**REQUIREMENTS:**
Reproduce the full listing below unchanged, apart from the pictures.

══ DATA FOR THIS TASK

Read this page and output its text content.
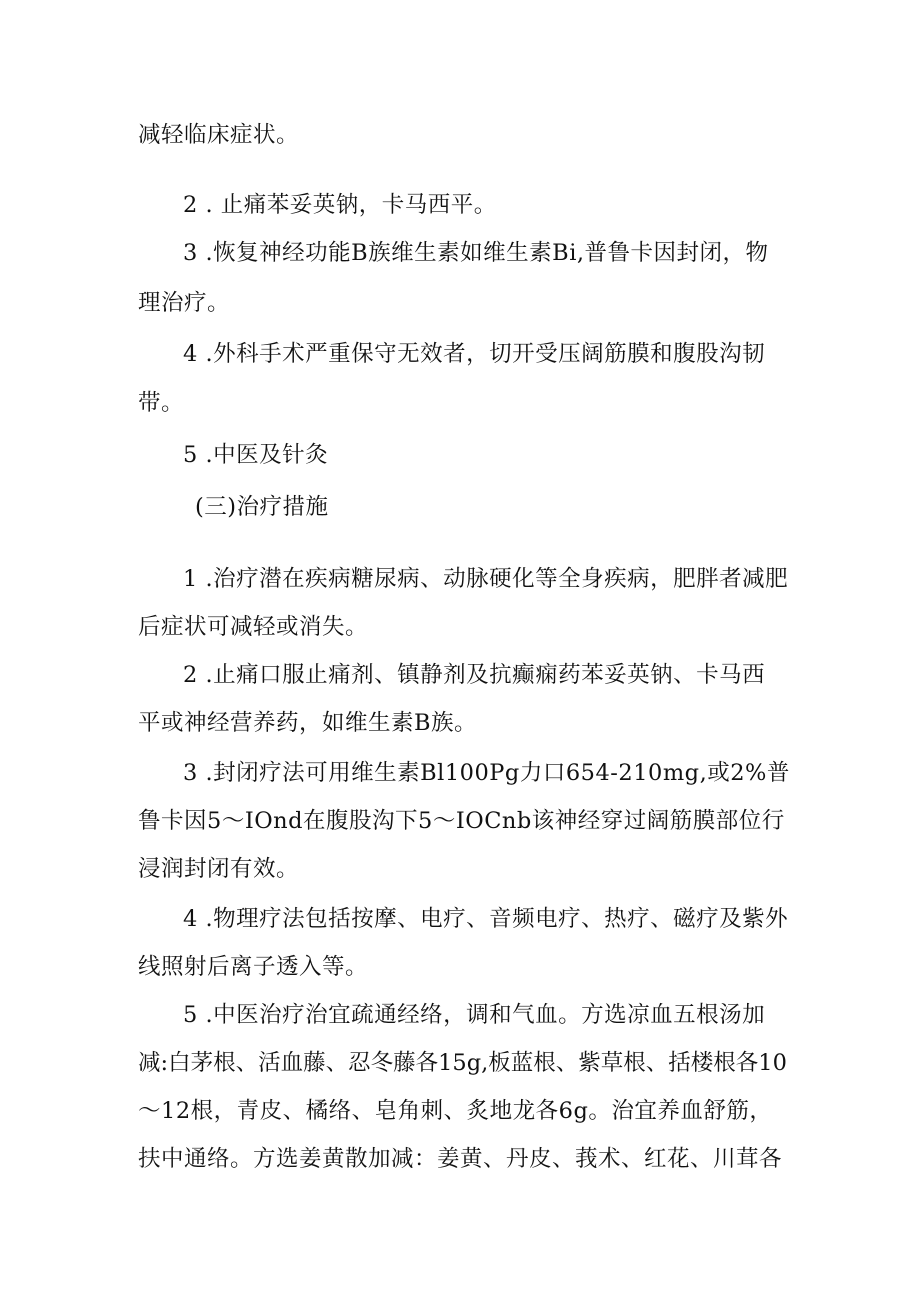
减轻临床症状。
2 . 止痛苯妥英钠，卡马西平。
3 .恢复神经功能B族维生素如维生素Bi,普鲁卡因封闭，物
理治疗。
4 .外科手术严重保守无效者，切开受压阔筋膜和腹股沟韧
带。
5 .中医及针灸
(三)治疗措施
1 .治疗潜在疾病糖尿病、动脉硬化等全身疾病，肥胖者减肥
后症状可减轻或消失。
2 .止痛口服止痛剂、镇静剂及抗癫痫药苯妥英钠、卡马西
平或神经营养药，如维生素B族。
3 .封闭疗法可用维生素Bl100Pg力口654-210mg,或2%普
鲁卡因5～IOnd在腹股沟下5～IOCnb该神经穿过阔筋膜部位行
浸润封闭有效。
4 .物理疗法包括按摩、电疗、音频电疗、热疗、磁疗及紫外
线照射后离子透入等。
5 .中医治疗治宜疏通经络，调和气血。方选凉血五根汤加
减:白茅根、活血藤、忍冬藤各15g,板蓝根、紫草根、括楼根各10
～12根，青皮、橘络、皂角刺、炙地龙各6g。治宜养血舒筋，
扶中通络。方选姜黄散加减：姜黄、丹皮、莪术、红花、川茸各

════

**RIGHT ANSWER:**
Read this page and output its text content.
减轻临床症状。
2 . 止痛苯妥英钠，卡马西平。
3 .恢复神经功能B族维生素如维生素Bi,普鲁卡因封闭，物
理治疗。
4 .外科手术严重保守无效者，切开受压阔筋膜和腹股沟韧
带。
5 .中医及针灸
(三)治疗措施
1 .治疗潜在疾病糖尿病、动脉硬化等全身疾病，肥胖者减肥
后症状可减轻或消失。
2 .止痛口服止痛剂、镇静剂及抗癫痫药苯妥英钠、卡马西
平或神经营养药，如维生素B族。
3 .封闭疗法可用维生素Bl100Pg力口654-210mg,或2%普
鲁卡因5～IOnd在腹股沟下5～IOCnb该神经穿过阔筋膜部位行
浸润封闭有效。
4 .物理疗法包括按摩、电疗、音频电疗、热疗、磁疗及紫外
线照射后离子透入等。
5 .中医治疗治宜疏通经络，调和气血。方选凉血五根汤加
减:白茅根、活血藤、忍冬藤各15g,板蓝根、紫草根、括楼根各10
～12根，青皮、橘络、皂角刺、炙地龙各6g。治宜养血舒筋，
扶中通络。方选姜黄散加减：姜黄、丹皮、莪术、红花、川茸各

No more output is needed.